Set problem - Gather up all lines that carry the word "document".
## Begin Given records
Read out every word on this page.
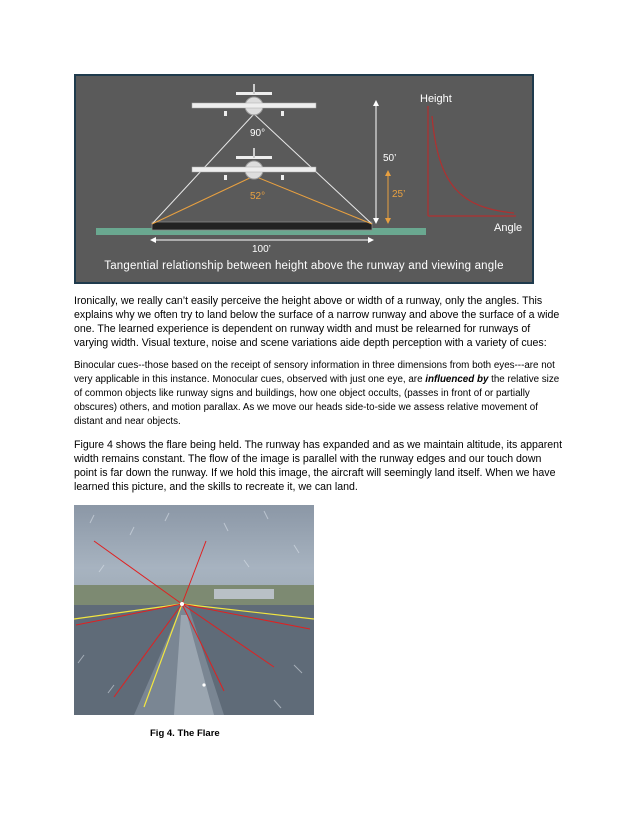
Height
Angle
90°
52°
50’
25’
100’
Tangential relationship between height above the runway and viewing angle

Ironically, we really can’t easily perceive the height above or width of a runway, only the angles. This explains why we often try to land below the surface of a narrow runway and above the surface of a wide one. The learned experience is dependent on runway width and must be relearned for runways of varying width. Visual texture, noise and scene variations aide depth perception with a variety of cues:

Binocular cues--those based on the receipt of sensory information in three dimensions from both eyes---are not very applicable in this instance. Monocular cues, observed with just one eye, are influenced by the relative size of common objects like runway signs and buildings, how one object occults, (passes in front of or partially obscures) others, and motion parallax. As we move our heads side-to-side we assess relative movement of distant and near objects.

Figure 4 shows the flare being held. The runway has expanded and as we maintain altitude, its apparent width remains constant. The flow of the image is parallel with the runway edges and our touch down point is far down the runway. If we hold this image, the aircraft will seemingly land itself. When we have learned this picture, and the skills to recreate it, we can land.

Fig 4. The Flare
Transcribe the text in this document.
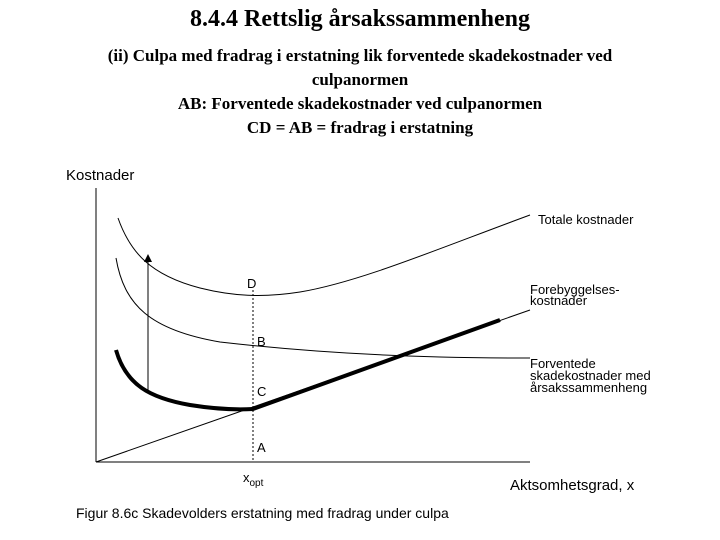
8.4.4 Rettslig årsakssammenheng
(ii) Culpa med fradrag i erstatning lik forventede skadekostnader ved
culpanormen
AB: Forventede skadekostnader ved culpanormen
CD = AB = fradrag i erstatning
Kostnader
Aktsomhetsgrad, x
$x_{opt}$
A
B
C
D
Totale kostnader
Forebyggelses-
kostnader
Forventede
skadekostnader med
årsakssammenheng
Figur 8.6c Skadevolders erstatning med fradrag under culpa
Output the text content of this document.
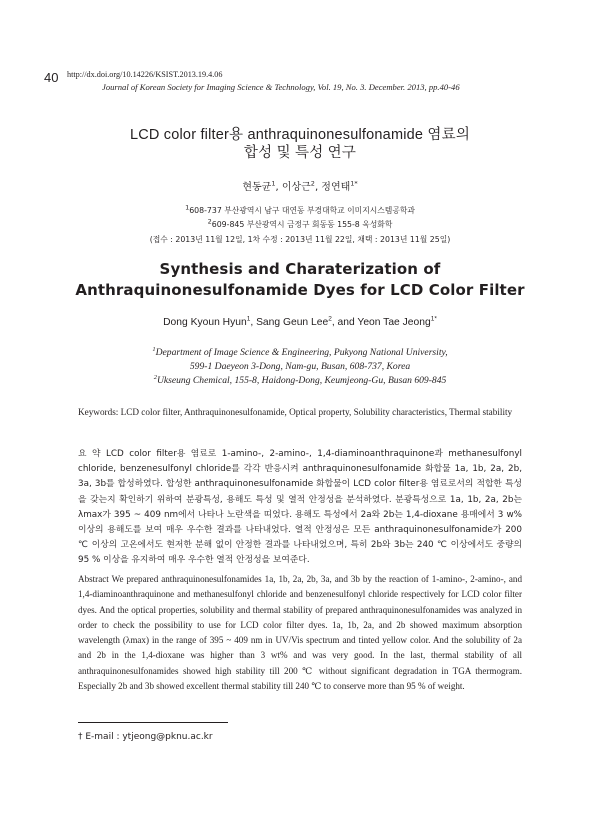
40 http://dx.doi.org/10.14226/KSIST.2013.19.4.06
Journal of Korean Society for Imaging Science & Technology, Vol. 19, No. 3. December. 2013, pp.40-46
LCD color filter용 anthraquinonesulfonamide 염료의
합성 및 특성 연구
현동균$^1$, 이상근$^2$, 정연태$^{1*}$
$^1$608-737 부산광역시 남구 대연동 부경대학교 이미지시스템공학과
$^2$609-845 부산광역시 금정구 회동동 155-8 욱성화학
(접수 : 2013년 11월 12일, 1차 수정 : 2013년 11월 22일, 채택 : 2013년 11월 25일)
Synthesis and Charaterization of
Anthraquinonesulfonamide Dyes for LCD Color Filter
Dong Kyoun Hyun$^1$, Sang Geun Lee$^2$, and Yeon Tae Jeong$^{1*}$
$^1$Department of Image Science & Engineering, Pukyong National University,
599-1 Daeyeon 3-Dong, Nam-gu, Busan, 608-737, Korea
$^2$Ukseung Chemical, 155-8, Haidong-Dong, Keumjeong-Gu, Busan 609-845
Keywords: LCD color filter, Anthraquinonesulfonamide, Optical property, Solubility characteristics, Thermal stability
요 약 LCD color filter용 염료로 1-amino-, 2-amino-, 1,4-diaminoanthraquinone과 methanesulfonyl chloride, benzenesulfonyl chloride를 각각 반응시켜 anthraquinonesulfonamide 화합물 1a, 1b, 2a, 2b, 3a, 3b를 합성하였다. 합성한 anthraquinonesulfonamide 화합물이 LCD color filter용 염료로서의 적합한 특성을 갖는지 확인하기 위하여 분광특성, 용해도 특성 및 열적 안정성을 분석하였다. 분광특성으로 1a, 1b, 2a, 2b는 λmax가 395 ~ 409 nm에서 나타나 노란색을 띠었다. 용해도 특성에서 2a와 2b는 1,4-dioxane 용매에서 3 w% 이상의 용해도를 보여 매우 우수한 결과를 나타내었다. 열적 안정성은 모든 anthraquinonesulfonamide가 200 ℃ 이상의 고온에서도 현저한 분해 없이 안정한 결과를 나타내었으며, 특히 2b와 3b는 240 ℃ 이상에서도 중량의 95 % 이상을 유지하여 매우 우수한 열적 안정성을 보여준다.
Abstract We prepared anthraquinonesulfonamides 1a, 1b, 2a, 2b, 3a, and 3b by the reaction of 1-amino-, 2-amino-, and 1,4-diaminoanthraquinone and methanesulfonyl chloride and benzenesulfonyl chloride respectively for LCD color filter dyes. And the optical properties, solubility and thermal stability of prepared anthraquinonesulfonamides was analyzed in order to check the possibility to use for LCD color filter dyes. 1a, 1b, 2a, and 2b showed maximum absorption wavelength (λmax) in the range of 395 ~ 409 nm in UV/Vis spectrum and tinted yellow color. And the solubility of 2a and 2b in the 1,4-dioxane was higher than 3 wt% and was very good. In the last, thermal stability of all anthraquinonesulfonamides showed high stability till 200 ℃ without significant degradation in TGA thermogram. Especially 2b and 3b showed excellent thermal stability till 240 ℃ to conserve more than 95 % of weight.
† E-mail : ytjeong@pknu.ac.kr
## End Given records
Reply -
Transcribe the text in this document.
Output the text content of this document.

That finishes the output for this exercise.